■ Your goal: Repeat the entire listing exactly as written.

──────────────────────────────

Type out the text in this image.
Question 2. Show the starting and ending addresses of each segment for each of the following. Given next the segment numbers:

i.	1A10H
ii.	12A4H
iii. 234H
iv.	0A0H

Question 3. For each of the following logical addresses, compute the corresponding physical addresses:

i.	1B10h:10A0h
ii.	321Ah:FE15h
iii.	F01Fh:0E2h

──────────────────────────────

■ Worked solution:
Type out the text in this image.
Question 2. Show the starting and ending addresses of each segment for each of the following. Given next the segment numbers:

i.	1A10H
ii.	12A4H
iii. 234H
iv.	0A0H

Question 3. For each of the following logical addresses, compute the corresponding physical addresses:

i.	1B10h:10A0h
ii.	321Ah:FE15h
iii.	F01Fh:0E2h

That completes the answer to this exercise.